Below are entries. Pull out all lines containing "structured".

• • •

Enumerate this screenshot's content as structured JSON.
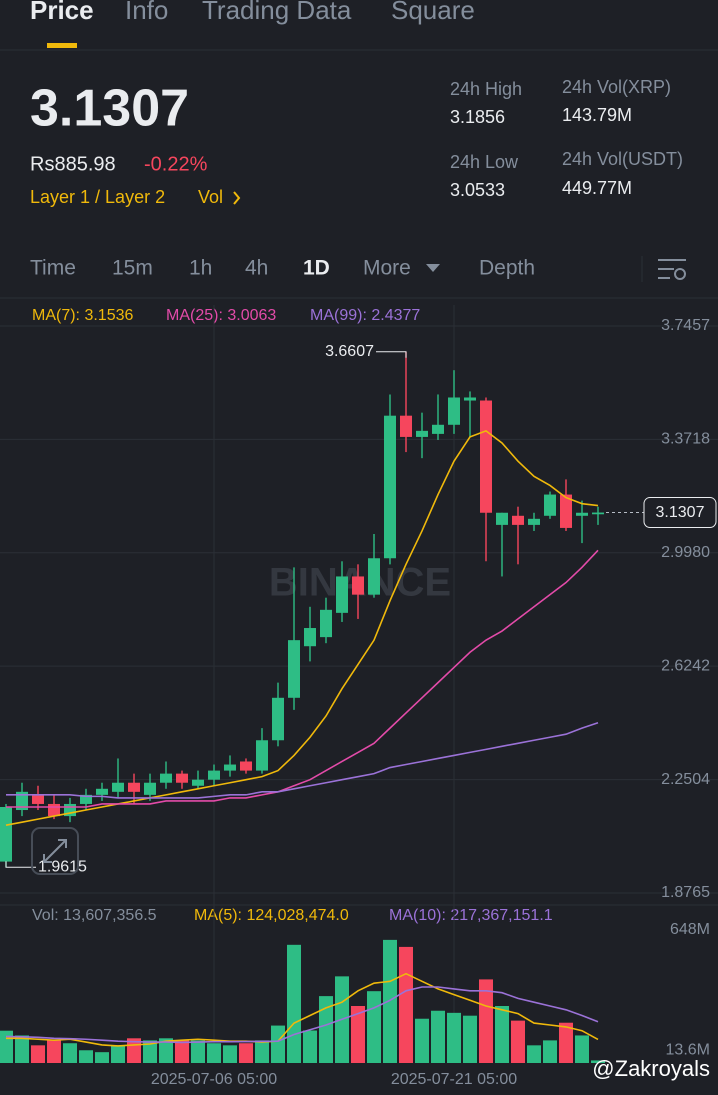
{
  "tabs": [
    "Price",
    "Info",
    "Trading Data",
    "Square"
  ],
  "price": {
    "last": "3.1307",
    "fiat": "Rs885.98",
    "change": "-0.22%",
    "tag": "Layer 1 / Layer 2",
    "vol_link": "Vol"
  },
  "stats": [
    {
      "label": "24h High",
      "value": "3.1856"
    },
    {
      "label": "24h Low",
      "value": "3.0533"
    },
    {
      "label": "24h Vol(XRP)",
      "value": "143.79M"
    },
    {
      "label": "24h Vol(USDT)",
      "value": "449.77M"
    }
  ],
  "timeframes": [
    "Time",
    "15m",
    "1h",
    "4h",
    "1D",
    "More",
    "Depth"
  ],
  "watermark": "BINANCE",
  "credit": "@Zakroyals",
  "chart_data": [
    {
      "type": "candlestick",
      "up_color": "#2ebd85",
      "down_color": "#f6465d",
      "grid": true,
      "categories": [
        null,
        null,
        null,
        null,
        null,
        null,
        null,
        null,
        null,
        null,
        null,
        null,
        null,
        "2025-07-06 05:00",
        null,
        null,
        null,
        null,
        null,
        null,
        null,
        null,
        null,
        null,
        null,
        null,
        null,
        null,
        "2025-07-21 05:00",
        null,
        null,
        null,
        null,
        null,
        null,
        null,
        null,
        null
      ],
      "open": [
        1.98,
        2.15,
        2.2,
        2.17,
        2.13,
        2.17,
        2.2,
        2.21,
        2.24,
        2.2,
        2.24,
        2.27,
        2.23,
        2.25,
        2.28,
        2.31,
        2.28,
        2.38,
        2.52,
        2.69,
        2.72,
        2.8,
        2.92,
        2.86,
        2.98,
        3.45,
        3.38,
        3.39,
        3.42,
        3.5,
        3.5,
        3.09,
        3.12,
        3.09,
        3.12,
        3.19,
        3.12,
        3.125
      ],
      "high": [
        2.17,
        2.24,
        2.23,
        2.2,
        2.19,
        2.22,
        2.24,
        2.32,
        2.27,
        2.27,
        2.31,
        2.28,
        2.28,
        2.3,
        2.33,
        2.32,
        2.42,
        2.57,
        2.95,
        2.82,
        2.85,
        2.97,
        2.96,
        3.06,
        3.52,
        3.6607,
        3.46,
        3.52,
        3.6,
        3.53,
        3.51,
        3.13,
        3.15,
        3.13,
        3.2,
        3.24,
        3.17,
        3.15
      ],
      "low": [
        1.9615,
        2.13,
        2.15,
        2.12,
        2.11,
        2.15,
        2.18,
        2.19,
        2.17,
        2.18,
        2.22,
        2.22,
        2.22,
        2.23,
        2.26,
        2.27,
        2.27,
        2.36,
        2.48,
        2.64,
        2.7,
        2.77,
        2.78,
        2.85,
        2.96,
        3.33,
        3.31,
        3.37,
        3.39,
        3.38,
        2.97,
        2.92,
        2.96,
        3.07,
        3.11,
        3.07,
        3.03,
        3.09
      ],
      "close": [
        2.16,
        2.21,
        2.17,
        2.13,
        2.17,
        2.2,
        2.22,
        2.24,
        2.21,
        2.24,
        2.27,
        2.24,
        2.25,
        2.28,
        2.3,
        2.28,
        2.38,
        2.52,
        2.71,
        2.75,
        2.81,
        2.92,
        2.86,
        2.98,
        3.45,
        3.38,
        3.4,
        3.42,
        3.51,
        3.51,
        3.13,
        3.13,
        3.09,
        3.11,
        3.19,
        3.08,
        3.13,
        3.1307
      ],
      "lines": [
        {
          "label": "MA(7): 3.1536",
          "color": "#f0b90b",
          "values": [
            2.1,
            2.11,
            2.12,
            2.13,
            2.14,
            2.15,
            2.16,
            2.17,
            2.18,
            2.19,
            2.2,
            2.21,
            2.22,
            2.23,
            2.24,
            2.25,
            2.26,
            2.28,
            2.33,
            2.39,
            2.46,
            2.55,
            2.63,
            2.71,
            2.84,
            2.96,
            3.07,
            3.19,
            3.3,
            3.38,
            3.4,
            3.36,
            3.3,
            3.25,
            3.22,
            3.18,
            3.16,
            3.1536
          ]
        },
        {
          "label": "MA(25): 3.0063",
          "color": "#e34ba9",
          "values": [
            2.16,
            2.16,
            2.16,
            2.16,
            2.16,
            2.16,
            2.17,
            2.17,
            2.17,
            2.17,
            2.18,
            2.18,
            2.18,
            2.18,
            2.19,
            2.19,
            2.2,
            2.21,
            2.23,
            2.25,
            2.28,
            2.31,
            2.34,
            2.37,
            2.42,
            2.47,
            2.52,
            2.57,
            2.62,
            2.67,
            2.71,
            2.74,
            2.78,
            2.82,
            2.86,
            2.9,
            2.95,
            3.0063
          ]
        },
        {
          "label": "MA(99): 2.4377",
          "color": "#9b72d8",
          "values": [
            2.2,
            2.2,
            2.2,
            2.2,
            2.2,
            2.195,
            2.195,
            2.19,
            2.19,
            2.19,
            2.19,
            2.19,
            2.19,
            2.195,
            2.2,
            2.2,
            2.21,
            2.21,
            2.22,
            2.23,
            2.24,
            2.25,
            2.26,
            2.27,
            2.29,
            2.3,
            2.31,
            2.32,
            2.33,
            2.34,
            2.35,
            2.36,
            2.37,
            2.38,
            2.39,
            2.4,
            2.42,
            2.4377
          ]
        }
      ],
      "ylim": [
        1.8369,
        3.8149
      ],
      "yticks": [
        1.8765,
        2.2504,
        2.6242,
        {
          "value": 2.998,
          "label": "2.9980"
        },
        3.3718,
        3.7457
      ]
    },
    {
      "type": "bar",
      "legend": "Vol: 13,607,356.5",
      "values": [
        170,
        145,
        93,
        119,
        104,
        67,
        57,
        93,
        130,
        119,
        130,
        119,
        119,
        104,
        93,
        104,
        119,
        197,
        622,
        171,
        352,
        456,
        300,
        378,
        648,
        611,
        233,
        275,
        264,
        249,
        440,
        300,
        223,
        93,
        119,
        212,
        145,
        13.6073565
      ],
      "lines": [
        {
          "label": "MA(5): 124,028,474.0",
          "color": "#f0b90b",
          "values": [
            130,
            130,
            125,
            120,
            125,
            110,
            95,
            90,
            95,
            100,
            115,
            120,
            125,
            120,
            115,
            115,
            110,
            115,
            210,
            250,
            290,
            320,
            380,
            420,
            430,
            470,
            430,
            390,
            360,
            330,
            300,
            280,
            260,
            210,
            200,
            190,
            170,
            124.028474
          ]
        },
        {
          "label": "MA(10): 217,367,151.1",
          "color": "#9b72d8",
          "values": [
            140,
            138,
            135,
            130,
            128,
            125,
            120,
            115,
            112,
            110,
            110,
            108,
            110,
            112,
            112,
            113,
            114,
            115,
            150,
            175,
            200,
            230,
            260,
            290,
            330,
            380,
            400,
            400,
            390,
            380,
            380,
            370,
            340,
            320,
            300,
            280,
            250,
            217.3671511
          ]
        }
      ],
      "ylim": [
        0,
        700
      ],
      "yticks": [
        {
          "value": 13.6,
          "label": "13.6M"
        },
        {
          "value": 648,
          "label": "648M"
        }
      ]
    }
  ]
}
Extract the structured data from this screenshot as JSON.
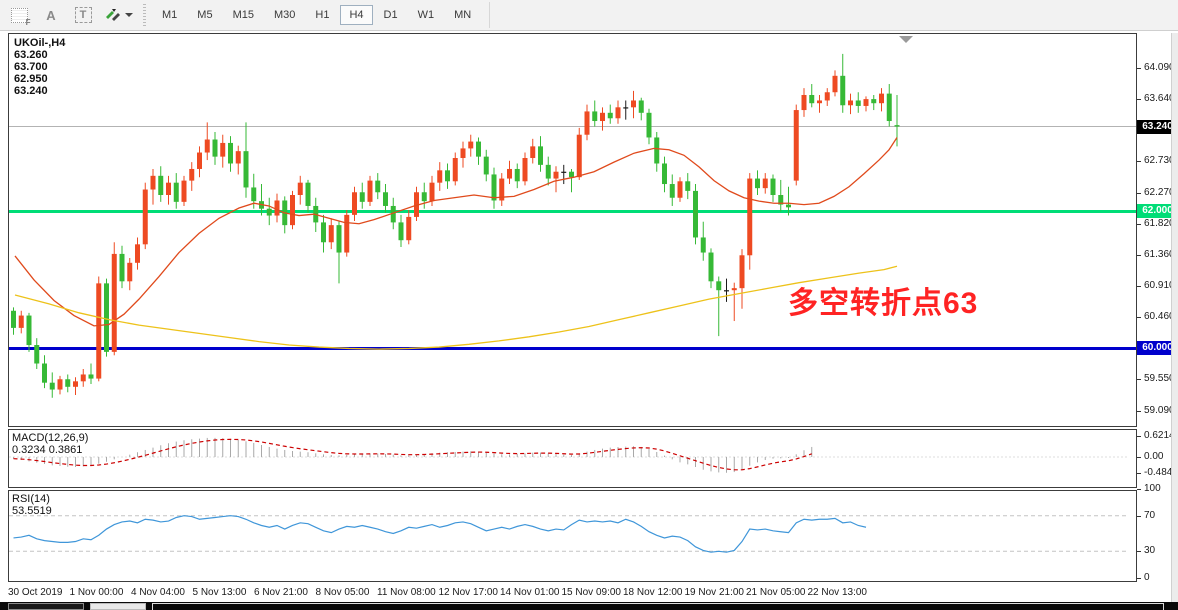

• • •

Written response:
Enumerate this screenshot's content as structured JSON.
Extract the structured data from this screenshot as JSON.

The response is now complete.